▸ Exercise objective:
Skip the pictures and quote all of the lines exactly.

(Items from a figure collection)
---------------
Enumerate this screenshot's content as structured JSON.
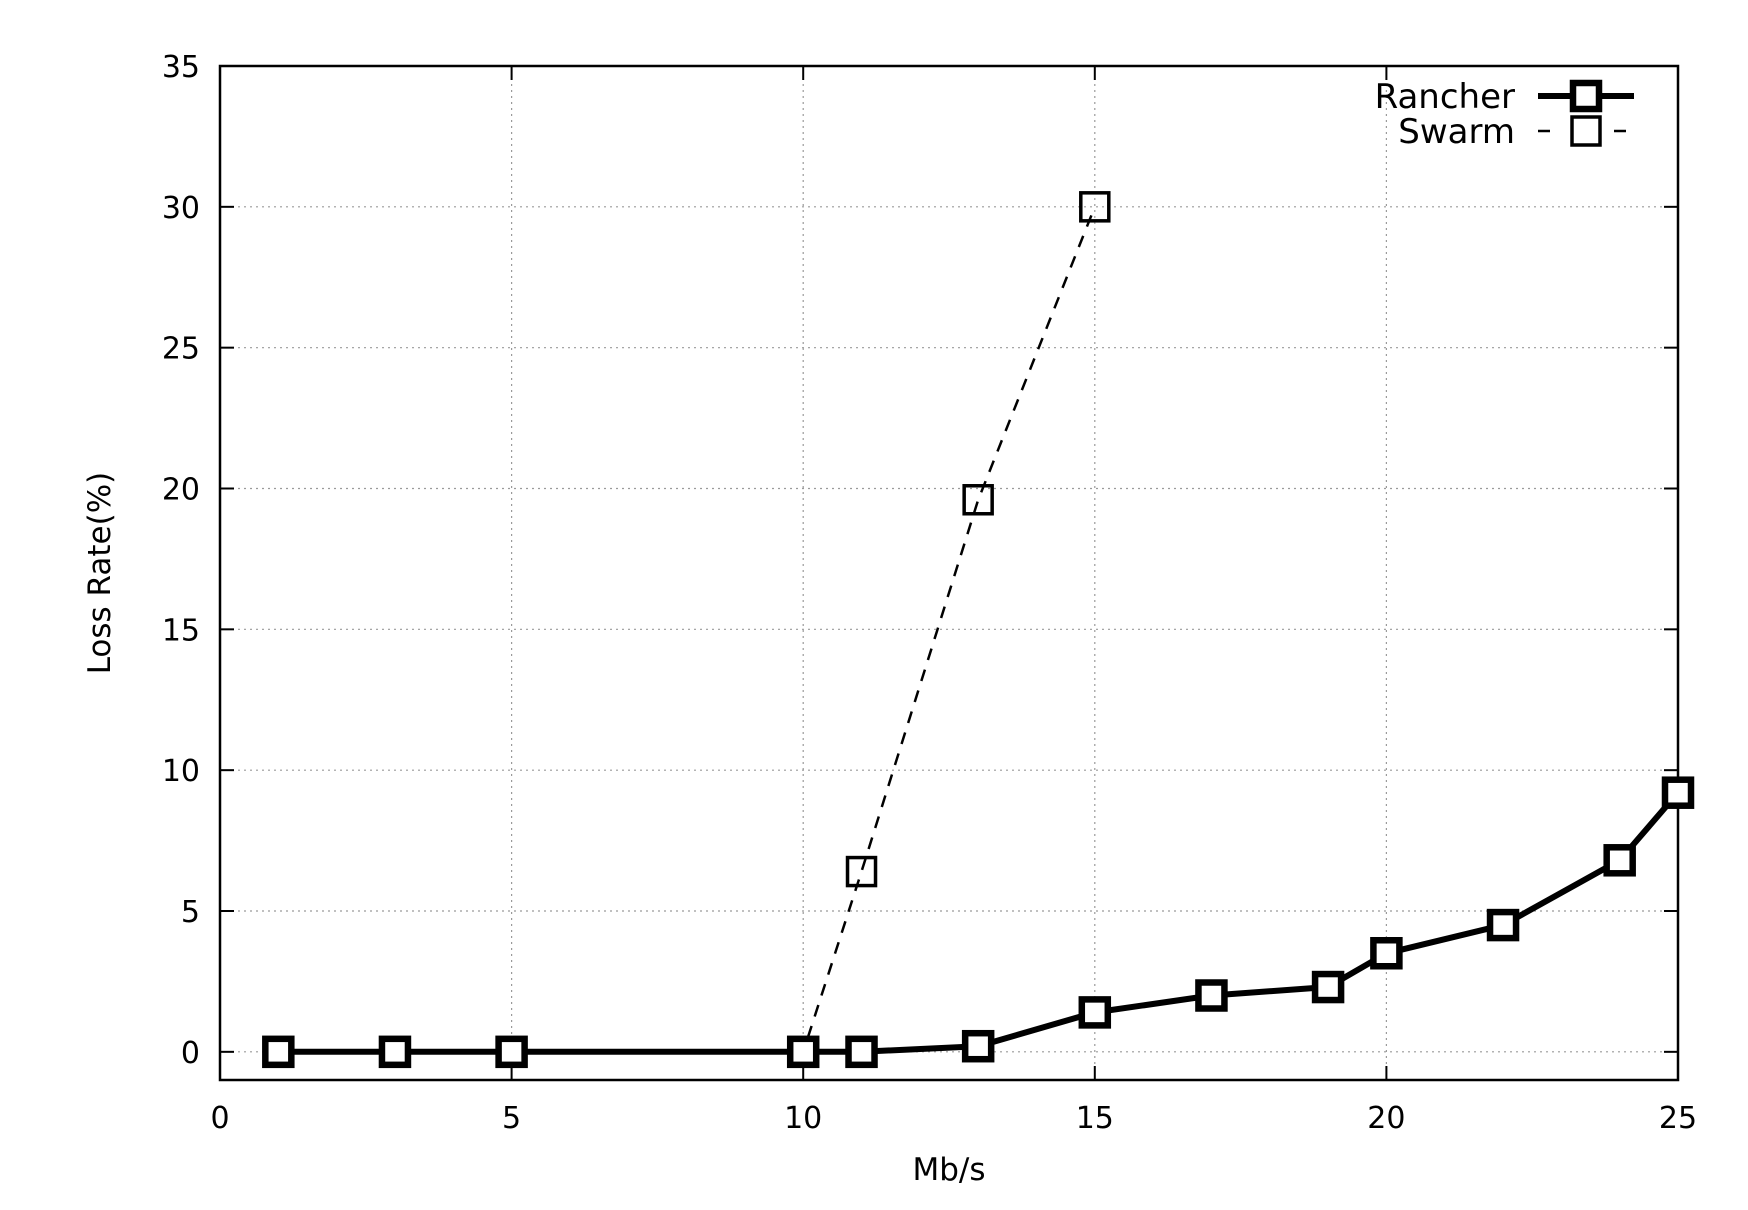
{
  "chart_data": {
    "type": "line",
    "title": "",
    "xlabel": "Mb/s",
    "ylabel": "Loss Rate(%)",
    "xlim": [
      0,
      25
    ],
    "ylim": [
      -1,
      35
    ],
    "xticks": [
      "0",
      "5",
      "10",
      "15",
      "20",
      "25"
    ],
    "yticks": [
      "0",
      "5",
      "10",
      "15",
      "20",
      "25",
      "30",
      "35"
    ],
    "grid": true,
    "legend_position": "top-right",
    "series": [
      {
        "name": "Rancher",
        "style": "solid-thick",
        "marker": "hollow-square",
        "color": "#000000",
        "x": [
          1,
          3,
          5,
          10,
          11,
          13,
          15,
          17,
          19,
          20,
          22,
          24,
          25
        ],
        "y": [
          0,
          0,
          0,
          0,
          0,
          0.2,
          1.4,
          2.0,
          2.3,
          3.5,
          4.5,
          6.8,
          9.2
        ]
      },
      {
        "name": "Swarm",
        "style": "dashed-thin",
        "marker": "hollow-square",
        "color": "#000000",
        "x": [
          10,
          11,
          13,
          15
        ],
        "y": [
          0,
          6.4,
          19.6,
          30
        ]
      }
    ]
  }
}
---------------
▸ Finished exercise:
Enumerate this screenshot's content as structured JSON.
{
  "chart_data": {
    "type": "line",
    "title": "",
    "xlabel": "Mb/s",
    "ylabel": "Loss Rate(%)",
    "xlim": [
      0,
      25
    ],
    "ylim": [
      -1,
      35
    ],
    "xticks": [
      "0",
      "5",
      "10",
      "15",
      "20",
      "25"
    ],
    "yticks": [
      "0",
      "5",
      "10",
      "15",
      "20",
      "25",
      "30",
      "35"
    ],
    "grid": true,
    "legend_position": "top-right",
    "series": [
      {
        "name": "Rancher",
        "style": "solid-thick",
        "marker": "hollow-square",
        "color": "#000000",
        "x": [
          1,
          3,
          5,
          10,
          11,
          13,
          15,
          17,
          19,
          20,
          22,
          24,
          25
        ],
        "y": [
          0,
          0,
          0,
          0,
          0,
          0.2,
          1.4,
          2.0,
          2.3,
          3.5,
          4.5,
          6.8,
          9.2
        ]
      },
      {
        "name": "Swarm",
        "style": "dashed-thin",
        "marker": "hollow-square",
        "color": "#000000",
        "x": [
          10,
          11,
          13,
          15
        ],
        "y": [
          0,
          6.4,
          19.6,
          30
        ]
      }
    ]
  }
}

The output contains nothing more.